> _Exercise goal_:
Output each line of the material exactly as it stands.

──────── Provided data

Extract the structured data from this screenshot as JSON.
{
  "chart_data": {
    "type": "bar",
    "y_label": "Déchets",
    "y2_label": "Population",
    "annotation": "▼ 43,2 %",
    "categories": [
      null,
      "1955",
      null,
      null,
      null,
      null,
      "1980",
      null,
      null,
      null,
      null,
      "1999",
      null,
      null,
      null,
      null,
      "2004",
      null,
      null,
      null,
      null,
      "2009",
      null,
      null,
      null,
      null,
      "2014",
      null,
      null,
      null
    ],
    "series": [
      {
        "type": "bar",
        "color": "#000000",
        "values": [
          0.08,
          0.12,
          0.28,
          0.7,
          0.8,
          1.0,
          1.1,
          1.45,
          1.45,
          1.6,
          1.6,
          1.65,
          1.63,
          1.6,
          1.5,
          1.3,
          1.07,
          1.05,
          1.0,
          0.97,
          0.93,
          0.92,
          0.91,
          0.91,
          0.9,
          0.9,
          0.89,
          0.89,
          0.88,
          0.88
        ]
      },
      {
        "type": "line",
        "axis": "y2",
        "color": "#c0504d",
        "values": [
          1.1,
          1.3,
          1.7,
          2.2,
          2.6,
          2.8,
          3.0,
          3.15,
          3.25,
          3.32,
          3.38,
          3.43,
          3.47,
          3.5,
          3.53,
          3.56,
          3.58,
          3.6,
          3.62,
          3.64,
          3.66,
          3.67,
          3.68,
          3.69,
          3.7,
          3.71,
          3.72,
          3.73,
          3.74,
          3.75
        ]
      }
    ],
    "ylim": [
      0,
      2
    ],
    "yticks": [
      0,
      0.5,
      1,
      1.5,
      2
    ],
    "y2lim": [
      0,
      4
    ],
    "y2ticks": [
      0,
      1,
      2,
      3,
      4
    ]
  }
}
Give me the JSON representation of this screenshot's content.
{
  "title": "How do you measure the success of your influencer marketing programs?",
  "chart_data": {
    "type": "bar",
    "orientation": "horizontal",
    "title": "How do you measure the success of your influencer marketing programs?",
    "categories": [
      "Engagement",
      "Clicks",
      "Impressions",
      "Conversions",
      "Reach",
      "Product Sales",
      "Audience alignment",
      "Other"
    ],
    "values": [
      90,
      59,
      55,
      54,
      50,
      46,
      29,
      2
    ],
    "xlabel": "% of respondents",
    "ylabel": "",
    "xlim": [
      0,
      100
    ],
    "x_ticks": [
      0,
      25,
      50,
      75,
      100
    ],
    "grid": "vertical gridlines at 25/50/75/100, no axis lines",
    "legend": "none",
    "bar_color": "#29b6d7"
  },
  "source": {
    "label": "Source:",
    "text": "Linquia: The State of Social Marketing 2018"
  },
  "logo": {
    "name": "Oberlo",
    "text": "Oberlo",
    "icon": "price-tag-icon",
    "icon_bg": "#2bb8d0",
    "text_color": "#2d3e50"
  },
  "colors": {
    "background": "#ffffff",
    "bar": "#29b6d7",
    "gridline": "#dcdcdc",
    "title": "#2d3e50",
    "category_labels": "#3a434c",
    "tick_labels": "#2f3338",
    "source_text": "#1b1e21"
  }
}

────────────────

> _Solution to this exercise_:
Extract the structured data from this screenshot as JSON.
{
  "chart_data": {
    "type": "bar",
    "y_label": "Déchets",
    "y2_label": "Population",
    "annotation": "▼ 43,2 %",
    "categories": [
      null,
      "1955",
      null,
      null,
      null,
      null,
      "1980",
      null,
      null,
      null,
      null,
      "1999",
      null,
      null,
      null,
      null,
      "2004",
      null,
      null,
      null,
      null,
      "2009",
      null,
      null,
      null,
      null,
      "2014",
      null,
      null,
      null
    ],
    "series": [
      {
        "type": "bar",
        "color": "#000000",
        "values": [
          0.08,
          0.12,
          0.28,
          0.7,
          0.8,
          1.0,
          1.1,
          1.45,
          1.45,
          1.6,
          1.6,
          1.65,
          1.63,
          1.6,
          1.5,
          1.3,
          1.07,
          1.05,
          1.0,
          0.97,
          0.93,
          0.92,
          0.91,
          0.91,
          0.9,
          0.9,
          0.89,
          0.89,
          0.88,
          0.88
        ]
      },
      {
        "type": "line",
        "axis": "y2",
        "color": "#c0504d",
        "values": [
          1.1,
          1.3,
          1.7,
          2.2,
          2.6,
          2.8,
          3.0,
          3.15,
          3.25,
          3.32,
          3.38,
          3.43,
          3.47,
          3.5,
          3.53,
          3.56,
          3.58,
          3.6,
          3.62,
          3.64,
          3.66,
          3.67,
          3.68,
          3.69,
          3.7,
          3.71,
          3.72,
          3.73,
          3.74,
          3.75
        ]
      }
    ],
    "ylim": [
      0,
      2
    ],
    "yticks": [
      0,
      0.5,
      1,
      1.5,
      2
    ],
    "y2lim": [
      0,
      4
    ],
    "y2ticks": [
      0,
      1,
      2,
      3,
      4
    ]
  }
}
Give me the JSON representation of this screenshot's content.
{
  "title": "How do you measure the success of your influencer marketing programs?",
  "chart_data": {
    "type": "bar",
    "orientation": "horizontal",
    "title": "How do you measure the success of your influencer marketing programs?",
    "categories": [
      "Engagement",
      "Clicks",
      "Impressions",
      "Conversions",
      "Reach",
      "Product Sales",
      "Audience alignment",
      "Other"
    ],
    "values": [
      90,
      59,
      55,
      54,
      50,
      46,
      29,
      2
    ],
    "xlabel": "% of respondents",
    "ylabel": "",
    "xlim": [
      0,
      100
    ],
    "x_ticks": [
      0,
      25,
      50,
      75,
      100
    ],
    "grid": "vertical gridlines at 25/50/75/100, no axis lines",
    "legend": "none",
    "bar_color": "#29b6d7"
  },
  "source": {
    "label": "Source:",
    "text": "Linquia: The State of Social Marketing 2018"
  },
  "logo": {
    "name": "Oberlo",
    "text": "Oberlo",
    "icon": "price-tag-icon",
    "icon_bg": "#2bb8d0",
    "text_color": "#2d3e50"
  },
  "colors": {
    "background": "#ffffff",
    "bar": "#29b6d7",
    "gridline": "#dcdcdc",
    "title": "#2d3e50",
    "category_labels": "#3a434c",
    "tick_labels": "#2f3338",
    "source_text": "#1b1e21"
  }
}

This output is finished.